Instruction
Count how many lines contain "values" and reply with that number only.

**** Dataset records ****

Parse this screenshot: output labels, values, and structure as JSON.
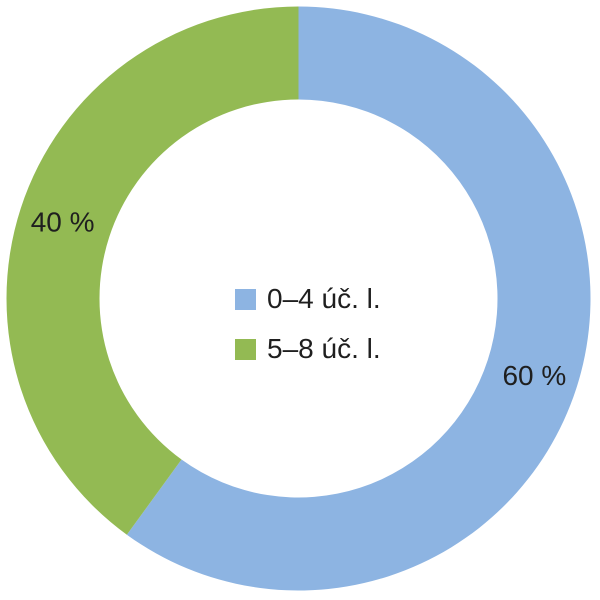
{
  "chart_data": {
    "type": "pie",
    "subtype": "donut",
    "title": "",
    "direction": "clockwise",
    "start_angle_deg_from_top": 0,
    "hole_ratio": 0.68,
    "legend_position": "center",
    "label_color": "#1f1f1f",
    "background_color": "#ffffff",
    "categories": [
      "0–4 úč. l.",
      "5–8 úč. l."
    ],
    "values": [
      60,
      40
    ],
    "slices": [
      {
        "label": "0–4 úč. l.",
        "value": 60,
        "color": "#8DB4E2",
        "data_label": "60 %"
      },
      {
        "label": "5–8 úč. l.",
        "value": 40,
        "color": "#93BA53",
        "data_label": "40 %"
      }
    ]
  }
}
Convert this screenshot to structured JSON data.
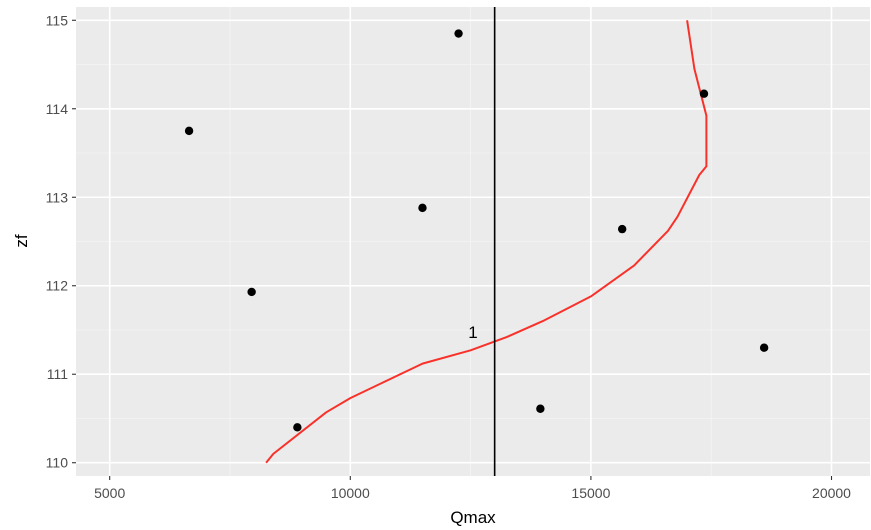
{
  "chart_data": {
    "type": "scatter",
    "title": "",
    "xlabel": "Qmax",
    "ylabel": "zf",
    "xlim": [
      4300,
      20800
    ],
    "ylim": [
      109.85,
      115.15
    ],
    "x_ticks": [
      5000,
      10000,
      15000,
      20000
    ],
    "x_tick_labels": [
      "5000",
      "10000",
      "15000",
      "20000"
    ],
    "y_ticks": [
      110,
      111,
      112,
      113,
      114,
      115
    ],
    "y_tick_labels": [
      "110",
      "111",
      "112",
      "113",
      "114",
      "115"
    ],
    "grid": true,
    "legend": "none",
    "series": [
      {
        "type": "scatter",
        "color": "#000000",
        "points": [
          {
            "x": 6650,
            "y": 113.75
          },
          {
            "x": 7950,
            "y": 111.93
          },
          {
            "x": 8900,
            "y": 110.4
          },
          {
            "x": 11500,
            "y": 112.88
          },
          {
            "x": 12250,
            "y": 114.85
          },
          {
            "x": 13950,
            "y": 110.61
          },
          {
            "x": 15650,
            "y": 112.64
          },
          {
            "x": 17350,
            "y": 114.17
          },
          {
            "x": 18600,
            "y": 111.3
          }
        ]
      },
      {
        "type": "line",
        "color": "#f8312a",
        "points": [
          {
            "x": 8250,
            "y": 110.0
          },
          {
            "x": 8400,
            "y": 110.1
          },
          {
            "x": 9500,
            "y": 110.57
          },
          {
            "x": 10000,
            "y": 110.73
          },
          {
            "x": 11500,
            "y": 111.12
          },
          {
            "x": 12500,
            "y": 111.27
          },
          {
            "x": 13250,
            "y": 111.42
          },
          {
            "x": 14000,
            "y": 111.6
          },
          {
            "x": 15000,
            "y": 111.88
          },
          {
            "x": 15900,
            "y": 112.23
          },
          {
            "x": 16600,
            "y": 112.62
          },
          {
            "x": 16800,
            "y": 112.78
          },
          {
            "x": 17250,
            "y": 113.25
          },
          {
            "x": 17400,
            "y": 113.35
          },
          {
            "x": 17400,
            "y": 113.92
          },
          {
            "x": 17150,
            "y": 114.45
          },
          {
            "x": 17000,
            "y": 115.0
          }
        ]
      },
      {
        "type": "vline",
        "color": "#000000",
        "x": 13000
      }
    ],
    "annotations": [
      {
        "text": "1",
        "x": 12550,
        "y": 111.48
      }
    ]
  }
}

****

Answer for the task
2